TASK REQUIREMENTS:
Extract the text of every entry below exactly; leave images out.

^^^^^^^^^^^^^^^^

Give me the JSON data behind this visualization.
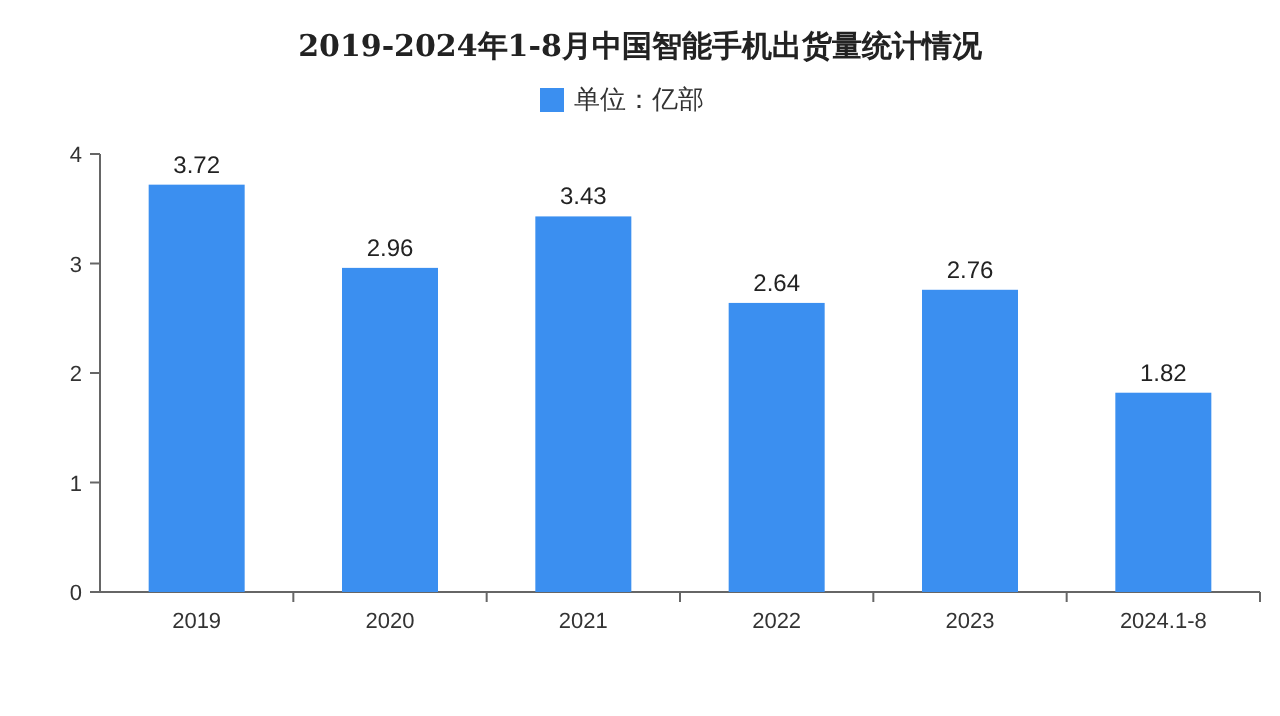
{
  "chart_data": {
    "type": "bar",
    "title": "2019-2024年1-8月中国智能手机出货量统计情况",
    "categories": [
      "2019",
      "2020",
      "2021",
      "2022",
      "2023",
      "2024.1-8"
    ],
    "series": [
      {
        "name": "单位：亿部",
        "color": "#3b8ff0",
        "values": [
          3.72,
          2.96,
          3.43,
          2.64,
          2.76,
          1.82
        ]
      }
    ],
    "ylim": [
      0,
      4
    ],
    "yticks": [
      0,
      1,
      2,
      3,
      4
    ],
    "data_labels": true,
    "legend": "top",
    "grid": false
  }
}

^^^^^^^^^^^^^^^^

WORKED SOLUTION:
Give me the JSON data behind this visualization.
{
  "chart_data": {
    "type": "bar",
    "title": "2019-2024年1-8月中国智能手机出货量统计情况",
    "categories": [
      "2019",
      "2020",
      "2021",
      "2022",
      "2023",
      "2024.1-8"
    ],
    "series": [
      {
        "name": "单位：亿部",
        "color": "#3b8ff0",
        "values": [
          3.72,
          2.96,
          3.43,
          2.64,
          2.76,
          1.82
        ]
      }
    ],
    "ylim": [
      0,
      4
    ],
    "yticks": [
      0,
      1,
      2,
      3,
      4
    ],
    "data_labels": true,
    "legend": "top",
    "grid": false
  }
}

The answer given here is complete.